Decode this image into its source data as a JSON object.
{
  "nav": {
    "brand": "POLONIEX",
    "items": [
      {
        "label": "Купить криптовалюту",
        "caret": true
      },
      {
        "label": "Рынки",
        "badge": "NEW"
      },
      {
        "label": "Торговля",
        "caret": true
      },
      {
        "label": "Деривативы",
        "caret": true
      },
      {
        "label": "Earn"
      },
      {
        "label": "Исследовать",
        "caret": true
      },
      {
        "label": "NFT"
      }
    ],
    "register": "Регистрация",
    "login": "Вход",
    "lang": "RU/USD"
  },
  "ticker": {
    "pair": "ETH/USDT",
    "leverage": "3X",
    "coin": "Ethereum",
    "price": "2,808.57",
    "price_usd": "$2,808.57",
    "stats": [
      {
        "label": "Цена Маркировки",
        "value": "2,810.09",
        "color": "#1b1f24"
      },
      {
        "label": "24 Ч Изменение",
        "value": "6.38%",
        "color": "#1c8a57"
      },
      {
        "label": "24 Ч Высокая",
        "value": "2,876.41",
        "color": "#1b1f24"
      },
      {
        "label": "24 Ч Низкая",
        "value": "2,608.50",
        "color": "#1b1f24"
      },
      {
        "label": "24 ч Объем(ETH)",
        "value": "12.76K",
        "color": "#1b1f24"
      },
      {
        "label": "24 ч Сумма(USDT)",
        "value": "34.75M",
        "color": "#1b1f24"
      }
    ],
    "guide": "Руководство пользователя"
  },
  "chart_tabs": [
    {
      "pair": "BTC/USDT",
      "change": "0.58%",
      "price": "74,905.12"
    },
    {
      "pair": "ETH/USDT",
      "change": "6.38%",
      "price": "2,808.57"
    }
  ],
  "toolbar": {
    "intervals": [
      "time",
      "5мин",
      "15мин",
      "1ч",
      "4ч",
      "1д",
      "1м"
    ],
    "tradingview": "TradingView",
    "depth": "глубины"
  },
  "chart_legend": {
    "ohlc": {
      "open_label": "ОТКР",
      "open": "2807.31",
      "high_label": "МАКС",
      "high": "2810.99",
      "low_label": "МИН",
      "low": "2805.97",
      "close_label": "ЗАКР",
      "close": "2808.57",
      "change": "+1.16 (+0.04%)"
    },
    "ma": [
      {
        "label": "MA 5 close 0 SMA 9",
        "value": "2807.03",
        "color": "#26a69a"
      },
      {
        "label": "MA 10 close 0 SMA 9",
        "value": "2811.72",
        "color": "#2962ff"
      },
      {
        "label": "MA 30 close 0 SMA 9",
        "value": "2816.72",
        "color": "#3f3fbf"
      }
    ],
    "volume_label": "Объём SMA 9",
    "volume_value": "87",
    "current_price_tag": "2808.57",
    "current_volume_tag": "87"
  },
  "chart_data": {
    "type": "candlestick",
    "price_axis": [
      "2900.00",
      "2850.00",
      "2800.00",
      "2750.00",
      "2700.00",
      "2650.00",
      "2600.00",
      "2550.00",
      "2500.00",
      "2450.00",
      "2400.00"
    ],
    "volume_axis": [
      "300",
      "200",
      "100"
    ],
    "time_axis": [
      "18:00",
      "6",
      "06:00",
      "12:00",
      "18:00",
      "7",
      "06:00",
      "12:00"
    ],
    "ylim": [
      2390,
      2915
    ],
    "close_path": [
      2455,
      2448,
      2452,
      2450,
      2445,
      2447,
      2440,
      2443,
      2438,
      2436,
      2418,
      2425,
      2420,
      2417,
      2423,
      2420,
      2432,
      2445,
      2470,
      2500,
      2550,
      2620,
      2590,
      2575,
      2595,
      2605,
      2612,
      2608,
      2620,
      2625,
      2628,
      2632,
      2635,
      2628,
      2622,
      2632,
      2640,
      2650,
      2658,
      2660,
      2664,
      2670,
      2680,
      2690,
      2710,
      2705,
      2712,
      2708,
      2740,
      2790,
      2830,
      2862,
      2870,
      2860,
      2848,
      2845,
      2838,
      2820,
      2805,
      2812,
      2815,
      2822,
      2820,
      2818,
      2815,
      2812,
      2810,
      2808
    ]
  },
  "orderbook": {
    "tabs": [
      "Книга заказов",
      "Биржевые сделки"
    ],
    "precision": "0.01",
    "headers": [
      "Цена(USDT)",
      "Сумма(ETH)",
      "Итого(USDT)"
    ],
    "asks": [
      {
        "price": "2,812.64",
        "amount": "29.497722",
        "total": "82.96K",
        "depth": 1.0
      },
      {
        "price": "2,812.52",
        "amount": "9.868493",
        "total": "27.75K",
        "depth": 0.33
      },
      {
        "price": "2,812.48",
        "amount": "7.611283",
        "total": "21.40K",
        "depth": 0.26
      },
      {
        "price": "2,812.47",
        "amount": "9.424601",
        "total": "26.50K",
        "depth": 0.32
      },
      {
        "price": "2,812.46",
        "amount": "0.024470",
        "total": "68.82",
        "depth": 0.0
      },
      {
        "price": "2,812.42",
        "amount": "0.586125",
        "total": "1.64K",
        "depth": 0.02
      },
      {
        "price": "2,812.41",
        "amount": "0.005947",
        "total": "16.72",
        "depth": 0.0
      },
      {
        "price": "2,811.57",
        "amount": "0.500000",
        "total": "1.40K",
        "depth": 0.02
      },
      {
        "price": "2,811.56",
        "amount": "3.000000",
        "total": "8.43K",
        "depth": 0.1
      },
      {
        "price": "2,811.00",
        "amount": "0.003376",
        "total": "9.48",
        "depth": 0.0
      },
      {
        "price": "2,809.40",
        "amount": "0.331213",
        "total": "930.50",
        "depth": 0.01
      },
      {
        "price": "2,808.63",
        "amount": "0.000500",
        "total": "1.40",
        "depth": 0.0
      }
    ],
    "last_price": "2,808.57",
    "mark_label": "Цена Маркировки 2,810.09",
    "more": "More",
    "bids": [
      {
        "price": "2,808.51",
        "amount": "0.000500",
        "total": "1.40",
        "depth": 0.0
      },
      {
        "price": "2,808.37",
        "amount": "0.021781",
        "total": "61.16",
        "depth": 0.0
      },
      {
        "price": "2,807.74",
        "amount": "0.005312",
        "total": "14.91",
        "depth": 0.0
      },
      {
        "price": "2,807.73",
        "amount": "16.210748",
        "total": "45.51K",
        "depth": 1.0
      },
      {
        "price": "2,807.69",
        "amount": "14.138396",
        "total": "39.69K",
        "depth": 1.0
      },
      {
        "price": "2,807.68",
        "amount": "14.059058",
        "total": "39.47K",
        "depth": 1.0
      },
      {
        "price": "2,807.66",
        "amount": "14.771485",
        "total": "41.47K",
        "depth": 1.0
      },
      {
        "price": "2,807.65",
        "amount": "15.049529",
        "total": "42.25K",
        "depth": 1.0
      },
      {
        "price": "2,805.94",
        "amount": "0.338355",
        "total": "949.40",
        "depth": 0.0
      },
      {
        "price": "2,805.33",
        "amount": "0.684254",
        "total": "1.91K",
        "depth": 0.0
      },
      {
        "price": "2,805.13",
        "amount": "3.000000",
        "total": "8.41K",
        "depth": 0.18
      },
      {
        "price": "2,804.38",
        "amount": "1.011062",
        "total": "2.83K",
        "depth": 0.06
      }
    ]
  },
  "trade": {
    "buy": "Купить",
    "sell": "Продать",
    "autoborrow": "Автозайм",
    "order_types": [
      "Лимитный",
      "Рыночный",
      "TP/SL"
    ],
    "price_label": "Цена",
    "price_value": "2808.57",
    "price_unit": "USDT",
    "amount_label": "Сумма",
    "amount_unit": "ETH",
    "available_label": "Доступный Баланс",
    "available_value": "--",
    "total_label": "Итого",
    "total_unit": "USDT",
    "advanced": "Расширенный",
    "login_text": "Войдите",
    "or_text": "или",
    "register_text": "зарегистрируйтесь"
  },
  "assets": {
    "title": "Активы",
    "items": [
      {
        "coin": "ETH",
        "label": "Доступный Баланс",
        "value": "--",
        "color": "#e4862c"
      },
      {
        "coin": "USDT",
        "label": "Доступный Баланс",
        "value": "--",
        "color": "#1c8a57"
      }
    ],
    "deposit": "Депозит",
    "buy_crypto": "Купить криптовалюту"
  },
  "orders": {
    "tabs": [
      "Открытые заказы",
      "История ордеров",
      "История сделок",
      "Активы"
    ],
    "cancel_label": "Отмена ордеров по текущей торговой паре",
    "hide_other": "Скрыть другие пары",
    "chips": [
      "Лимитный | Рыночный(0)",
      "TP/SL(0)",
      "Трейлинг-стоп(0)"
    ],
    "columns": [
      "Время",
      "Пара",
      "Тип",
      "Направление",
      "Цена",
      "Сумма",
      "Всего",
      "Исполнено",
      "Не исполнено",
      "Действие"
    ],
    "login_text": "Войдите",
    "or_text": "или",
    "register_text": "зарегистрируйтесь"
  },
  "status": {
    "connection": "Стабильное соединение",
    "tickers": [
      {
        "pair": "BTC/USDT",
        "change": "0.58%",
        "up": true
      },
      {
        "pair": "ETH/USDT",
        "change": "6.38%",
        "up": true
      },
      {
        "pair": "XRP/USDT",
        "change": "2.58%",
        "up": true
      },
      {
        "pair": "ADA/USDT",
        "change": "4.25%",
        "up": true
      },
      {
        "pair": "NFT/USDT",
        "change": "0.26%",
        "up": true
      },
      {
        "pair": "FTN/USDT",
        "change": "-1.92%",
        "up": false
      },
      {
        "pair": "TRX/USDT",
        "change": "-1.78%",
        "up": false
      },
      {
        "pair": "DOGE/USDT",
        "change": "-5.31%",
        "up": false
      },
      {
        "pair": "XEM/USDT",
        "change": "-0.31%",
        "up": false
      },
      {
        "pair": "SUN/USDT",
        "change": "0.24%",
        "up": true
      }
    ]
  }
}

**Problem**: Among the entries above, identify all lines with "Маркировки" and copy them.

**Solution for this task**:
        "label": "Цена Маркировки",
    "mark_label": "Цена Маркировки 2,810.09",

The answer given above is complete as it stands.